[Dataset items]

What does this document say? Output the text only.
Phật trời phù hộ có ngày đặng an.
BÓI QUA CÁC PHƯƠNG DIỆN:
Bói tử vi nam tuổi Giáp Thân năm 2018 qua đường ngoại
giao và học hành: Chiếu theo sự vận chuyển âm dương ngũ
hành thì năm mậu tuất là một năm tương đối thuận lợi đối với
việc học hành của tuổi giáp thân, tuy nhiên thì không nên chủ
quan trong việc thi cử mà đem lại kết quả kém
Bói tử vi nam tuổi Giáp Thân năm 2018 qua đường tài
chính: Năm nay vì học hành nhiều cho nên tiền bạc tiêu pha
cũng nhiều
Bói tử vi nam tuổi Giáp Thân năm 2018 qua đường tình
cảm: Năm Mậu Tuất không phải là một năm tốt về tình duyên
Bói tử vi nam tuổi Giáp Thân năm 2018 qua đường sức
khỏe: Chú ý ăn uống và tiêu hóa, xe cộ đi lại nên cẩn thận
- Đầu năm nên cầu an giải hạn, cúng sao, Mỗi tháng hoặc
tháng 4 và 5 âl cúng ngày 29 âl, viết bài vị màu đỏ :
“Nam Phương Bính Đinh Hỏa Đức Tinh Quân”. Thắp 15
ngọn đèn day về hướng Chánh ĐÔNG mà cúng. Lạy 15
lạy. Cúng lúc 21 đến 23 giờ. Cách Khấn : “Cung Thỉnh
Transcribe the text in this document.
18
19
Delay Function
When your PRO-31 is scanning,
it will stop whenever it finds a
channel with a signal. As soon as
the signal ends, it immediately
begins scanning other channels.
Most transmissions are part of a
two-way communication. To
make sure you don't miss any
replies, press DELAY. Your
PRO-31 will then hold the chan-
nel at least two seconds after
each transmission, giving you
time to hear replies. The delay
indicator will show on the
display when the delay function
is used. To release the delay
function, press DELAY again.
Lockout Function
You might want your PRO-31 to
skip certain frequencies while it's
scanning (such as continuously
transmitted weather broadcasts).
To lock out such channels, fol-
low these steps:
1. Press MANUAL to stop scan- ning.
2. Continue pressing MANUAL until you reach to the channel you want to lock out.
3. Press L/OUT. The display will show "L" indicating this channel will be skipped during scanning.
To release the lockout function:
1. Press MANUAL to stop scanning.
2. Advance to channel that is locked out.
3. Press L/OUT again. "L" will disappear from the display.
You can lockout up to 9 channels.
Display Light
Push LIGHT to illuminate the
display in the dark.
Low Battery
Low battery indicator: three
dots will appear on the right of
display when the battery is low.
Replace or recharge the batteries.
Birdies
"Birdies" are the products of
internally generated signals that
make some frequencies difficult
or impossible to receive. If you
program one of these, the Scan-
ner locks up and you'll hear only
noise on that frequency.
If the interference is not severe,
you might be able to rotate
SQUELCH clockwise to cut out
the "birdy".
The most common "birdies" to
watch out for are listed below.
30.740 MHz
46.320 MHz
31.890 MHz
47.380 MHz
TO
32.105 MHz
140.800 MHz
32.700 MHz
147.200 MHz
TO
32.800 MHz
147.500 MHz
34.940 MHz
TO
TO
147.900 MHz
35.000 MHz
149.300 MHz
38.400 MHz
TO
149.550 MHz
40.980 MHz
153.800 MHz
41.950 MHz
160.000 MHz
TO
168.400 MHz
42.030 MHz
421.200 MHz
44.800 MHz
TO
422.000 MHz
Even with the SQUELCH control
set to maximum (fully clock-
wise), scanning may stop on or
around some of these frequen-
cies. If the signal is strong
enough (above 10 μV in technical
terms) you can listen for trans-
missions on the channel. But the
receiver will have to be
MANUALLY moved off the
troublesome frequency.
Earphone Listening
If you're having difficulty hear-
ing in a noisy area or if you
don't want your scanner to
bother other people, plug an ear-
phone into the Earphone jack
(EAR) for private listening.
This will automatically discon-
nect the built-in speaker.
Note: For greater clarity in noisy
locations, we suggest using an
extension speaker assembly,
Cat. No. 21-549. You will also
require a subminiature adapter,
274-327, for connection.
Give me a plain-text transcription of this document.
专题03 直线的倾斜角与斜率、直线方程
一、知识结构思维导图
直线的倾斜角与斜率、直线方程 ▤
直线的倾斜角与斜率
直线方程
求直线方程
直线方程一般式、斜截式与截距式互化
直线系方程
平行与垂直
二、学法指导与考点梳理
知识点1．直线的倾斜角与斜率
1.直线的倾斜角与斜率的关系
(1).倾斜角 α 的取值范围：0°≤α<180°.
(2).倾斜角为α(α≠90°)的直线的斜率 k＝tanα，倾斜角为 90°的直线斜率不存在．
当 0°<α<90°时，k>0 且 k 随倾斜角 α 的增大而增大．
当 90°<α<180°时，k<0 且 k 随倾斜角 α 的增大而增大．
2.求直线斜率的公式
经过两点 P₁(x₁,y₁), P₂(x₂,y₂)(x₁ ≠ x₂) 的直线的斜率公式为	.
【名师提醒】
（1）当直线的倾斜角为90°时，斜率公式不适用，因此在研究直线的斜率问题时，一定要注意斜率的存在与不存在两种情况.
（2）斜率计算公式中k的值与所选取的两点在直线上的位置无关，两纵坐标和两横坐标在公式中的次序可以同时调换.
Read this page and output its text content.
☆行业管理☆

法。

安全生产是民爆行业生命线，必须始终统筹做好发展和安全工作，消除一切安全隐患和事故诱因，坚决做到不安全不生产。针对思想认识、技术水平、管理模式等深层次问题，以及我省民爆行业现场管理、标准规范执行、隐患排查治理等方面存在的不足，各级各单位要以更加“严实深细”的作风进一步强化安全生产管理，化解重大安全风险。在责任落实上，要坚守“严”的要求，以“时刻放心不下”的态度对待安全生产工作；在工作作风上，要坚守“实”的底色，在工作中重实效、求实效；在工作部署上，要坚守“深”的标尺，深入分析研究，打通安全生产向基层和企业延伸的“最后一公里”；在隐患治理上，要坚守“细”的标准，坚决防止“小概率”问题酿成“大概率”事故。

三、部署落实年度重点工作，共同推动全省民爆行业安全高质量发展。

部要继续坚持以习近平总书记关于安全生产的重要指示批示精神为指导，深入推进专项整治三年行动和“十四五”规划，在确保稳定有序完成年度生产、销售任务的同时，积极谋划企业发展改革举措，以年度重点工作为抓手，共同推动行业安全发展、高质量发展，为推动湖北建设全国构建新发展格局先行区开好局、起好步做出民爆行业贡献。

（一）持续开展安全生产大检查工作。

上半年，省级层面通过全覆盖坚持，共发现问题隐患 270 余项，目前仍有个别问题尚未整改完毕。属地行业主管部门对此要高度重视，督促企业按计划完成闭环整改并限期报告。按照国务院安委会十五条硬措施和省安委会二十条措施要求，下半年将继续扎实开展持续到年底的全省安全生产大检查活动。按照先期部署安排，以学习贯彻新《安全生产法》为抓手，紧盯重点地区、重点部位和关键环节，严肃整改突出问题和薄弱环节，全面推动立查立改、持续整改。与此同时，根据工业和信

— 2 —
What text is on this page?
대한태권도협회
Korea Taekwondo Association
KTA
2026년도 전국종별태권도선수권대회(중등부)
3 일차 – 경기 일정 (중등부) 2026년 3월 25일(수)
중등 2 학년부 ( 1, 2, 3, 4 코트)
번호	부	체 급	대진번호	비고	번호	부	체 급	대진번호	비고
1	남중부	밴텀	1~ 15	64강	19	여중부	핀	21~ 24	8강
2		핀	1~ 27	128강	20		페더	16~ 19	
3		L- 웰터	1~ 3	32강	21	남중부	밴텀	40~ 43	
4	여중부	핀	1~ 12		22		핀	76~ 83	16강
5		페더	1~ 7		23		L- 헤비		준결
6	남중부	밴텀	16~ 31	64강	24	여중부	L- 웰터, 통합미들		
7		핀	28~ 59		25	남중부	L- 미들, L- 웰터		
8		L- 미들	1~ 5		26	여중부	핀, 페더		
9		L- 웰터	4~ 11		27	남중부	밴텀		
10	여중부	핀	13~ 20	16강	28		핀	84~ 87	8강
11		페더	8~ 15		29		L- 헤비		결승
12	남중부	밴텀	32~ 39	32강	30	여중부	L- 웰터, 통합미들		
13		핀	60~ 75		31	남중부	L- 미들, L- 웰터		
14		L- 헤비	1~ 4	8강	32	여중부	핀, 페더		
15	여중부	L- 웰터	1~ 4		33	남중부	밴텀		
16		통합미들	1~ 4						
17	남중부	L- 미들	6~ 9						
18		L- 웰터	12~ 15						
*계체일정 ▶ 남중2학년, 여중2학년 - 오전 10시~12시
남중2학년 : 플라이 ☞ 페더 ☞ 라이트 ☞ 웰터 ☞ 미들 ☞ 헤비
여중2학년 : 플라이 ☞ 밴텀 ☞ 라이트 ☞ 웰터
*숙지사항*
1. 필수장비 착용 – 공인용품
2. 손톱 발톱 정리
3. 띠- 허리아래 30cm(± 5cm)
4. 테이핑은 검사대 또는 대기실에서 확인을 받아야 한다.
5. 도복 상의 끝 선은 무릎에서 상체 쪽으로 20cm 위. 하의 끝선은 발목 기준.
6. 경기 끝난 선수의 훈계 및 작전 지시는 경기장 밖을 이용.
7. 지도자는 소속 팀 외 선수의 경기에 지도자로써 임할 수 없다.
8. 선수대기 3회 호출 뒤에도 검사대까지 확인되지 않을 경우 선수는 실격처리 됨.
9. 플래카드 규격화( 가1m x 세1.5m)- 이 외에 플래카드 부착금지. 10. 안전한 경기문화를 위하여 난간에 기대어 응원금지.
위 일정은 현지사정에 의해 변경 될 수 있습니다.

Work to do:
Each line above that holds the string "document" should be copied and shown.

Answer to the task:
What does this document say? Output the text only.
Transcribe the text in this document.
Give me a plain-text transcription of this document.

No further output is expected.